#### AIM OF THE TASK
Find all lines in the listing that include the word "true", then copy them.
------ RECORDS ------
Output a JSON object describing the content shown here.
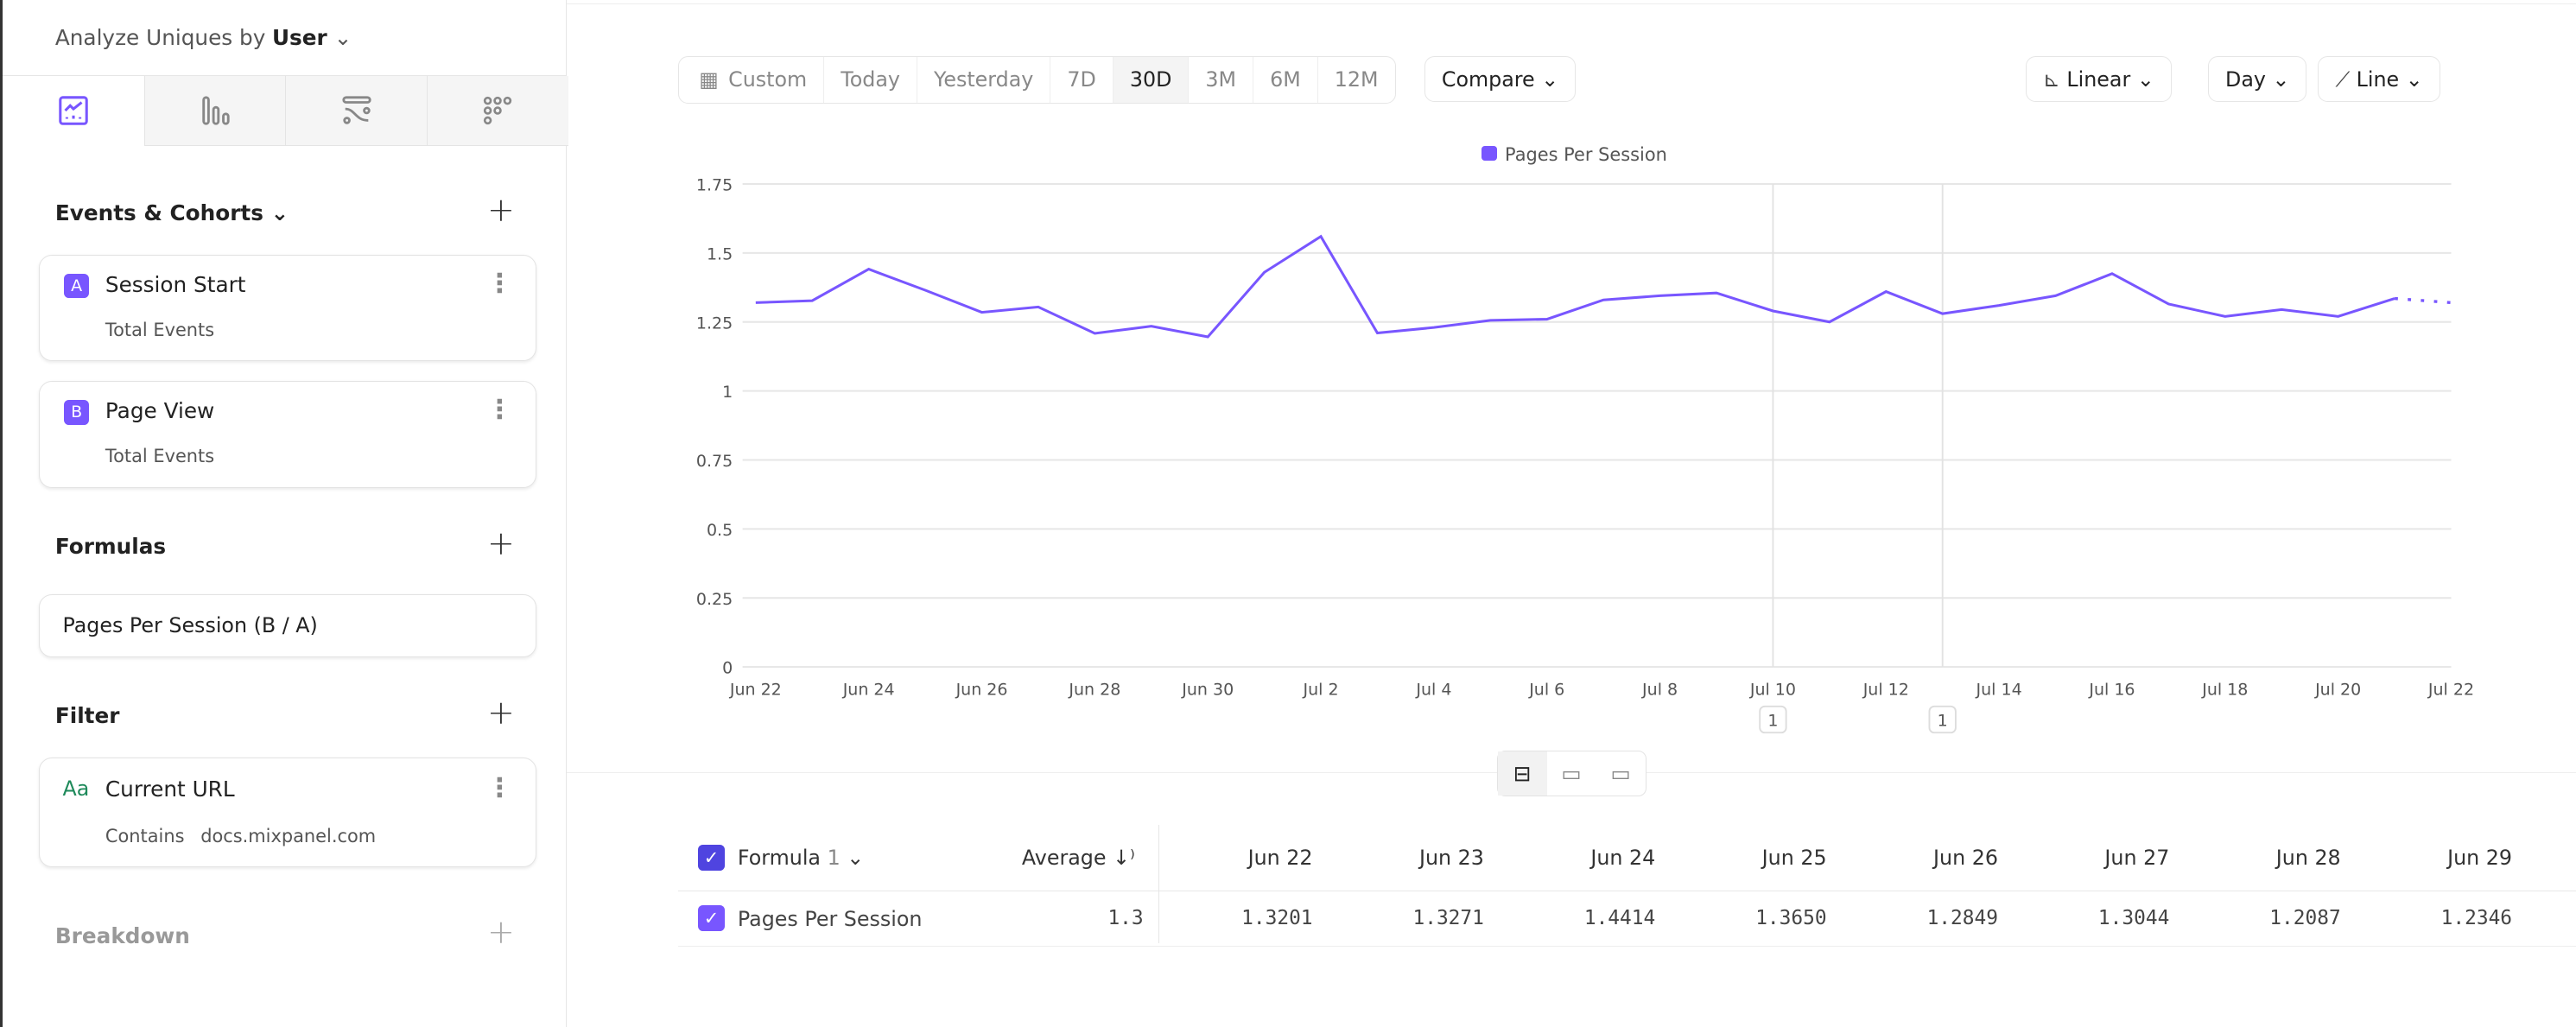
{
  "sidebar": {
    "analyze_label": "Analyze Uniques by",
    "analyze_value": "User",
    "tabs": [
      {
        "icon": "insights-line-icon",
        "active": true
      },
      {
        "icon": "funnels-bar-icon"
      },
      {
        "icon": "flows-icon"
      },
      {
        "icon": "retention-grid-icon"
      }
    ],
    "events_title": "Events & Cohorts",
    "events": [
      {
        "letter": "A",
        "name": "Session Start",
        "measure": "Total Events"
      },
      {
        "letter": "B",
        "name": "Page View",
        "measure": "Total Events"
      }
    ],
    "formulas_title": "Formulas",
    "formula": "Pages Per Session (B / A)",
    "filter_title": "Filter",
    "filter": {
      "type_icon": "Aa",
      "property": "Current URL",
      "operator": "Contains",
      "value": "docs.mixpanel.com"
    },
    "breakdown_title": "Breakdown"
  },
  "toolbar": {
    "date_ranges": [
      "Custom",
      "Today",
      "Yesterday",
      "7D",
      "30D",
      "3M",
      "6M",
      "12M"
    ],
    "selected_range": "30D",
    "compare": "Compare",
    "scale": "Linear",
    "interval": "Day",
    "chart_type": "Line"
  },
  "annotations": [
    {
      "date": "Jul 10",
      "count": "1"
    },
    {
      "date": "Jul 13",
      "count": "1"
    }
  ],
  "chart_data": {
    "type": "line",
    "series": [
      {
        "name": "Pages Per Session",
        "color": "#7856ff",
        "x": [
          "Jun 22",
          "Jun 23",
          "Jun 24",
          "Jun 25",
          "Jun 26",
          "Jun 27",
          "Jun 28",
          "Jun 29",
          "Jun 30",
          "Jul 1",
          "Jul 2",
          "Jul 3",
          "Jul 4",
          "Jul 5",
          "Jul 6",
          "Jul 7",
          "Jul 8",
          "Jul 9",
          "Jul 10",
          "Jul 11",
          "Jul 12",
          "Jul 13",
          "Jul 14",
          "Jul 15",
          "Jul 16",
          "Jul 17",
          "Jul 18",
          "Jul 19",
          "Jul 20",
          "Jul 21",
          "Jul 22"
        ],
        "values": [
          1.3201,
          1.3271,
          1.4414,
          1.365,
          1.2849,
          1.3044,
          1.2087,
          1.2346,
          1.196,
          1.43,
          1.56,
          1.21,
          1.23,
          1.256,
          1.26,
          1.33,
          1.345,
          1.355,
          1.29,
          1.25,
          1.36,
          1.28,
          1.31,
          1.345,
          1.425,
          1.315,
          1.27,
          1.295,
          1.27,
          1.335,
          1.32
        ],
        "partial_last_point": true
      }
    ],
    "yticks": [
      "0",
      "0.25",
      "0.5",
      "0.75",
      "1",
      "1.25",
      "1.5",
      "1.75"
    ],
    "ylim": [
      0,
      1.75
    ],
    "xticks": [
      "Jun 22",
      "Jun 24",
      "Jun 26",
      "Jun 28",
      "Jun 30",
      "Jul 2",
      "Jul 4",
      "Jul 6",
      "Jul 8",
      "Jul 10",
      "Jul 12",
      "Jul 14",
      "Jul 16",
      "Jul 18",
      "Jul 20",
      "Jul 22"
    ],
    "grid": true,
    "legend": "top-center"
  },
  "table": {
    "group_label": "Formula",
    "group_count": "1",
    "metric_header": "Average",
    "columns": [
      "Jun 22",
      "Jun 23",
      "Jun 24",
      "Jun 25",
      "Jun 26",
      "Jun 27",
      "Jun 28",
      "Jun 29"
    ],
    "rows": [
      {
        "name": "Pages Per Session",
        "average": "1.3",
        "values": [
          "1.3201",
          "1.3271",
          "1.4414",
          "1.3650",
          "1.2849",
          "1.3044",
          "1.2087",
          "1.2346"
        ]
      }
    ]
  }
}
------
#### FINISHED EXERCISE
        "active": true
        "partial_last_point": true
    "grid": true,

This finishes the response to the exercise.